# Given problem:
Can you show every line below that contains the string "sheet"? Case counts, so a line qualifies only if it matches that exact capitalization.

## START Exercise input

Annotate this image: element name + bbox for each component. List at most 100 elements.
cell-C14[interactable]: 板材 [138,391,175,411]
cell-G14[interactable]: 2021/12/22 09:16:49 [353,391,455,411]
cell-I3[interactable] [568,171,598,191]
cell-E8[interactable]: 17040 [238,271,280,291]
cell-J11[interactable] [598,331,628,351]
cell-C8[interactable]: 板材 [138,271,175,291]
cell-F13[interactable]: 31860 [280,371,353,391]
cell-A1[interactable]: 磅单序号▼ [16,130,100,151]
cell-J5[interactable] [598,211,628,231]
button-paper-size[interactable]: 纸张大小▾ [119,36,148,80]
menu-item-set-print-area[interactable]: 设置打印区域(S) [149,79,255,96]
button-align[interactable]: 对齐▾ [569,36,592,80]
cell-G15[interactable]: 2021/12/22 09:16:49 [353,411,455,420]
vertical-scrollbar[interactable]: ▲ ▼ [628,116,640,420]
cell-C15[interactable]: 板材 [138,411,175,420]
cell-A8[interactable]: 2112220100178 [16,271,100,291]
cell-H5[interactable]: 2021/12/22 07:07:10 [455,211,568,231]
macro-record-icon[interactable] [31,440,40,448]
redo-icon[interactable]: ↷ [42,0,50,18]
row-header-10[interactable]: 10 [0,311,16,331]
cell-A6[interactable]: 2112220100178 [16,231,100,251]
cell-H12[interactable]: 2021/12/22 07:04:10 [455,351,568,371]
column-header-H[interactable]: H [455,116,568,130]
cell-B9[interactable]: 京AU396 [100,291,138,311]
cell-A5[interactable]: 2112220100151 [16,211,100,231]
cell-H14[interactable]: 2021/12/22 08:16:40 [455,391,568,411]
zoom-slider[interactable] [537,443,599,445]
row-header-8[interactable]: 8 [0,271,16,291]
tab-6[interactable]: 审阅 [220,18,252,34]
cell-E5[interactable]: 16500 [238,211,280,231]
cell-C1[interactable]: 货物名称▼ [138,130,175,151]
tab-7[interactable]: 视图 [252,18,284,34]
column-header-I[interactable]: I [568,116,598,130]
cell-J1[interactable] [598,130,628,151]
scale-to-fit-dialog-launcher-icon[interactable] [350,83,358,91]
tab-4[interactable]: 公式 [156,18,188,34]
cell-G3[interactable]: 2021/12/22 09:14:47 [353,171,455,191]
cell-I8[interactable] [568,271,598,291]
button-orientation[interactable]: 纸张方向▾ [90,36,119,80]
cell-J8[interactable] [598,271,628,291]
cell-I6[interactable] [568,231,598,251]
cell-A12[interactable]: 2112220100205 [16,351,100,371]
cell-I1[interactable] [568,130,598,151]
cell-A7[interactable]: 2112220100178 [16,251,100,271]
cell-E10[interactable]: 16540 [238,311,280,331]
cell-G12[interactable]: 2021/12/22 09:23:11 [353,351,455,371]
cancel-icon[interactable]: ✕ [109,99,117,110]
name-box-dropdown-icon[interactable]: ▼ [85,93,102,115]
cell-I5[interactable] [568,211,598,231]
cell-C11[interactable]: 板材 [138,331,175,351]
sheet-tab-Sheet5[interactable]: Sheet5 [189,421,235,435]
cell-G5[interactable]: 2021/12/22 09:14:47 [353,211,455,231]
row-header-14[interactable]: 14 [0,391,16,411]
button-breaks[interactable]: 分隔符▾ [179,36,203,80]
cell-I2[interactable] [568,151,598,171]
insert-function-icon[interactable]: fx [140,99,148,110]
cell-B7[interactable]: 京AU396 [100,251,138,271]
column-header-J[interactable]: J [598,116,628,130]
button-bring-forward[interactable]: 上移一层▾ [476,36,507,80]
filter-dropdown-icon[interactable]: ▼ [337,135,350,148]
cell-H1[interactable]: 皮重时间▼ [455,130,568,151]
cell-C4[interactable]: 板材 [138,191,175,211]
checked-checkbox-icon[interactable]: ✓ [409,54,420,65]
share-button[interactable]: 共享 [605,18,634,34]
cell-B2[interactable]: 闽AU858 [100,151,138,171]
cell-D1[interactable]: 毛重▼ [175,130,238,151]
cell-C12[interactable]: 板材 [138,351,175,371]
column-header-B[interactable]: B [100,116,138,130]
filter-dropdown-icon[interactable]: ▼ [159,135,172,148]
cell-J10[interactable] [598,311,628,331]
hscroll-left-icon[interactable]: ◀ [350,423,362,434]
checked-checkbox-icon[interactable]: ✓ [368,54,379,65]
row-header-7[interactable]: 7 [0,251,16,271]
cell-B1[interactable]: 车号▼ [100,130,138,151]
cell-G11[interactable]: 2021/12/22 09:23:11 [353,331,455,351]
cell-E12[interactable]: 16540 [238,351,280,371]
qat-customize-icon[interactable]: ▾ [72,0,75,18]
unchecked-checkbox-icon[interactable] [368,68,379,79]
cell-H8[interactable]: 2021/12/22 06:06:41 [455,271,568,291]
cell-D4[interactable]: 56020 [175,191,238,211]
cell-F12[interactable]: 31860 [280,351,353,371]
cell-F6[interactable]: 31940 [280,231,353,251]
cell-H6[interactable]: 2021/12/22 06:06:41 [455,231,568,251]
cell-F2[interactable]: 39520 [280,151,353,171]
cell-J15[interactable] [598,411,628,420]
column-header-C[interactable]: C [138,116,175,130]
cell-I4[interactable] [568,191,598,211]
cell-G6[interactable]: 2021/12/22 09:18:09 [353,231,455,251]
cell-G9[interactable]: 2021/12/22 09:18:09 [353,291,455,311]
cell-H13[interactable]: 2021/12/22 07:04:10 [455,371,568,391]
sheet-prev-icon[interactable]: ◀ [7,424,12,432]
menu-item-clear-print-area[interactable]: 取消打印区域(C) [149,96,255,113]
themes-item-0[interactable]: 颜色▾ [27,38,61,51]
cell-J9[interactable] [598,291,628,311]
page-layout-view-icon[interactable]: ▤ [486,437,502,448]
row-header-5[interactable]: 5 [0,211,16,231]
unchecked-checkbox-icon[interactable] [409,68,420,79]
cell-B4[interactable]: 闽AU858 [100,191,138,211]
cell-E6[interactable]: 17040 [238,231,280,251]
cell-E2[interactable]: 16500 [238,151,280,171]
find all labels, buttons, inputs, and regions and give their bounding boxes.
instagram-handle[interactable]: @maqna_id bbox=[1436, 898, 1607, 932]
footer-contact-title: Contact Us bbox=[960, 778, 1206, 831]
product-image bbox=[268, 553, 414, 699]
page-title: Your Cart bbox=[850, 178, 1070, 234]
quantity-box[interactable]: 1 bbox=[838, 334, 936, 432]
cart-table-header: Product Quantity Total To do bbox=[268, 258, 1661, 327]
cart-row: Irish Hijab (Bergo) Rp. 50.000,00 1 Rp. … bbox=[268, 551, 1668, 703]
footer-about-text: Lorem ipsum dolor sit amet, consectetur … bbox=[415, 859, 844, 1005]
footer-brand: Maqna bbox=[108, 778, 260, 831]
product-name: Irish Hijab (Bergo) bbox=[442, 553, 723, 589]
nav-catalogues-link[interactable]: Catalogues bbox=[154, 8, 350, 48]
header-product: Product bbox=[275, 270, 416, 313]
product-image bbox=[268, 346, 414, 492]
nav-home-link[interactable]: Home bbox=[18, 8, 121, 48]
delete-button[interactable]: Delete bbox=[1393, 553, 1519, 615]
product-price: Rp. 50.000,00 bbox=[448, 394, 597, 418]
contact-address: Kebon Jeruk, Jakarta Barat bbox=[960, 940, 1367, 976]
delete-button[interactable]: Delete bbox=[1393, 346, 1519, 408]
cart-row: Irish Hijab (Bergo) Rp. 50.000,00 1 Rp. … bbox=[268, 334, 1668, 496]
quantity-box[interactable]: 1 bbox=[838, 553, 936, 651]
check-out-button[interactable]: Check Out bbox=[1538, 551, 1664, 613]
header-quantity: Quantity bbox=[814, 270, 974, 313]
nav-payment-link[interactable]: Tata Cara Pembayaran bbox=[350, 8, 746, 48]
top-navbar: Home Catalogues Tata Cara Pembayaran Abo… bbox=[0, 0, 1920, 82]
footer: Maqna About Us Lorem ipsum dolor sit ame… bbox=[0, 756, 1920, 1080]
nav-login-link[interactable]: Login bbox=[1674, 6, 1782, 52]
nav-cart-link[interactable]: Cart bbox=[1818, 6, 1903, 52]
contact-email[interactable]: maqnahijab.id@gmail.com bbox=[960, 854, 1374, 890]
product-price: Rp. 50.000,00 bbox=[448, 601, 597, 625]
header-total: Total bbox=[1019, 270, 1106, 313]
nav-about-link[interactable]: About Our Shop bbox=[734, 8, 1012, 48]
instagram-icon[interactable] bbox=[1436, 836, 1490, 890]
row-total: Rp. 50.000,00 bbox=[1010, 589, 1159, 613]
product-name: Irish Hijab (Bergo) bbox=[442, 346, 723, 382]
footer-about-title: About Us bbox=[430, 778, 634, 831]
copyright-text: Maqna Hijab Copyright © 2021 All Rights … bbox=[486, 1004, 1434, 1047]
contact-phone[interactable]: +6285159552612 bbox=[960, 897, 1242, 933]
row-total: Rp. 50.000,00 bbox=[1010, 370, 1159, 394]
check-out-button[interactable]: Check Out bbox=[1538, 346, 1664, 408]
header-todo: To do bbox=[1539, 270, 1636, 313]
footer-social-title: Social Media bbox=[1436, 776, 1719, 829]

## END Exercise input

# Problem solution:
sheet-tab-Sheet5[interactable]: Sheet5 [189,421,235,435]
sheet-prev-icon[interactable]: ◀ [7,424,12,432]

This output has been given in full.